Exercise prompt:
From the data that follows, copy every line holding the string "Автогонки".

********

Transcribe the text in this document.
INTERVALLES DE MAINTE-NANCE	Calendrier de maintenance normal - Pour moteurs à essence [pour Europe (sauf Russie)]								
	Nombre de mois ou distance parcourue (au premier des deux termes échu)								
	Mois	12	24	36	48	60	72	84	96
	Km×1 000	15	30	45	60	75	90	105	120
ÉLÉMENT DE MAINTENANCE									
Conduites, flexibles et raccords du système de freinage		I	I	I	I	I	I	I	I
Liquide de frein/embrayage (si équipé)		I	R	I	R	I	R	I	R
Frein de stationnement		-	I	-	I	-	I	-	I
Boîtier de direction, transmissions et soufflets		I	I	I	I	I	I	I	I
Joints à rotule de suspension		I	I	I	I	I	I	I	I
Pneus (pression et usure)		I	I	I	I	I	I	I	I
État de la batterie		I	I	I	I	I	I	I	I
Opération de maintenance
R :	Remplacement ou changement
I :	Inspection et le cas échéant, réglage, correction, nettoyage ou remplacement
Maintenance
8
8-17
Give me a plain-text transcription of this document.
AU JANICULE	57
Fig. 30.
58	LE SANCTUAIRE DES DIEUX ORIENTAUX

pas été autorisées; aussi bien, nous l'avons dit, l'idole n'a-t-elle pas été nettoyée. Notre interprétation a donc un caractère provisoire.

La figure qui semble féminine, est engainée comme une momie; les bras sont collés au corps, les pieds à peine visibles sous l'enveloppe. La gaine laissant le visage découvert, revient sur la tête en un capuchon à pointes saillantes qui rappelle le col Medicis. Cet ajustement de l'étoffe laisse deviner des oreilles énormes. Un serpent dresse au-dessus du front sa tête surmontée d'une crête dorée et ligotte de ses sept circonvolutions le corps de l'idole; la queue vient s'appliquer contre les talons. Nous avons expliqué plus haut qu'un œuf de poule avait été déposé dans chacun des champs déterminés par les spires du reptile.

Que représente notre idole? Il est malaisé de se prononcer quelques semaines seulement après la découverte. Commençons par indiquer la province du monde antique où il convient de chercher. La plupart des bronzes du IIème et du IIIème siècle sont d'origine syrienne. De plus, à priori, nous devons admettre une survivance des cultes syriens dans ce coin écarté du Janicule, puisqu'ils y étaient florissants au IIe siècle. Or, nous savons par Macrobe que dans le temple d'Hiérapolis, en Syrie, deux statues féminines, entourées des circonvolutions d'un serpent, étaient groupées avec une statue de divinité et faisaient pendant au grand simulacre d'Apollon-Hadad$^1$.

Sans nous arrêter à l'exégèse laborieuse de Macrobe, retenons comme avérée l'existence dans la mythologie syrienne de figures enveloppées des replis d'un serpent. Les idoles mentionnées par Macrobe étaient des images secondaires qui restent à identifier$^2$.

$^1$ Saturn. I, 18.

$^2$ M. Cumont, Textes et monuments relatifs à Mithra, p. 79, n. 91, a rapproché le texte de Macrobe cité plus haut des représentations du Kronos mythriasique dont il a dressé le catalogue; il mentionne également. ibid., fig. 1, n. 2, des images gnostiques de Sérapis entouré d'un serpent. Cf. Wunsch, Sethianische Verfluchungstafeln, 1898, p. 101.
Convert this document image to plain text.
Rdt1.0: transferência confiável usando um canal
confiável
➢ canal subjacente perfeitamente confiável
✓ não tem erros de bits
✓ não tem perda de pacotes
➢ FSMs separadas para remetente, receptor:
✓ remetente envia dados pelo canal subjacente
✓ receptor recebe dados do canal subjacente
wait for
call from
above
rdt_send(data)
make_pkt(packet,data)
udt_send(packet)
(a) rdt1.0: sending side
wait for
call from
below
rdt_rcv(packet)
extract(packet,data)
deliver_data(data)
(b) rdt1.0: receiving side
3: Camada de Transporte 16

********

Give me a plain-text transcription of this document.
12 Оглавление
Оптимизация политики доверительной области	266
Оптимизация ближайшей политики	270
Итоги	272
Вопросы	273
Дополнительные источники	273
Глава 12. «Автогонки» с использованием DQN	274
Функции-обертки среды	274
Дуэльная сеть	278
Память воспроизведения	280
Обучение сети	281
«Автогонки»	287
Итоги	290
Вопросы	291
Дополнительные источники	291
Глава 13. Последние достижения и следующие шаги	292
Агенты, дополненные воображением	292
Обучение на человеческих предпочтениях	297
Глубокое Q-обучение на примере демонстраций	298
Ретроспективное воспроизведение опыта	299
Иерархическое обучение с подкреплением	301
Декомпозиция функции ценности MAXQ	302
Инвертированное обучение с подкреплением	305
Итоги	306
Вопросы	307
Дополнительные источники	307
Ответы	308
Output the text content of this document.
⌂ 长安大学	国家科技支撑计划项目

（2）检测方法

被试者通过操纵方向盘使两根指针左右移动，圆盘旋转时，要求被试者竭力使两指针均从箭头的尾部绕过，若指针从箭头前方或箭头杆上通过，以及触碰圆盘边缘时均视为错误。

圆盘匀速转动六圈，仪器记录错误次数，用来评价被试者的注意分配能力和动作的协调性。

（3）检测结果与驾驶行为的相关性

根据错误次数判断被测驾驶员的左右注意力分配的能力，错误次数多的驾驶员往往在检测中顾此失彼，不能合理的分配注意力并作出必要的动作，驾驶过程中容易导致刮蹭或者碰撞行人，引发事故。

********

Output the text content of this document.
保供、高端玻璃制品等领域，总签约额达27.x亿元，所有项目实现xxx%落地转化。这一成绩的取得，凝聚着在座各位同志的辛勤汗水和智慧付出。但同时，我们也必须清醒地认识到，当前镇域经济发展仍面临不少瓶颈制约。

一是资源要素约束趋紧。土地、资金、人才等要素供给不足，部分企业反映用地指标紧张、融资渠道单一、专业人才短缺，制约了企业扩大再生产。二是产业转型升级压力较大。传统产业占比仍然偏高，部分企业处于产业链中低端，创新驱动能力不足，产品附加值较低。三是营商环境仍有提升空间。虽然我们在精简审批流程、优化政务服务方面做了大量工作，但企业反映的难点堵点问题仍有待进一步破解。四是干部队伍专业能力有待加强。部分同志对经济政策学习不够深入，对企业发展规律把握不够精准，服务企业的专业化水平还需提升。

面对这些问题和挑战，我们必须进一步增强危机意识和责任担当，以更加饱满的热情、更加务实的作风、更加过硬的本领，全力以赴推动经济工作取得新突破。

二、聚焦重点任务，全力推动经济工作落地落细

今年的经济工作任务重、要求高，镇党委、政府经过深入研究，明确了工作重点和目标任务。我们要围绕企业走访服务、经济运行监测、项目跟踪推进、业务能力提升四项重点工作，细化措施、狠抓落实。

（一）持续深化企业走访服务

********

Correct response:
Глава 12. «Автогонки» с использованием DQN	274
«Автогонки»	287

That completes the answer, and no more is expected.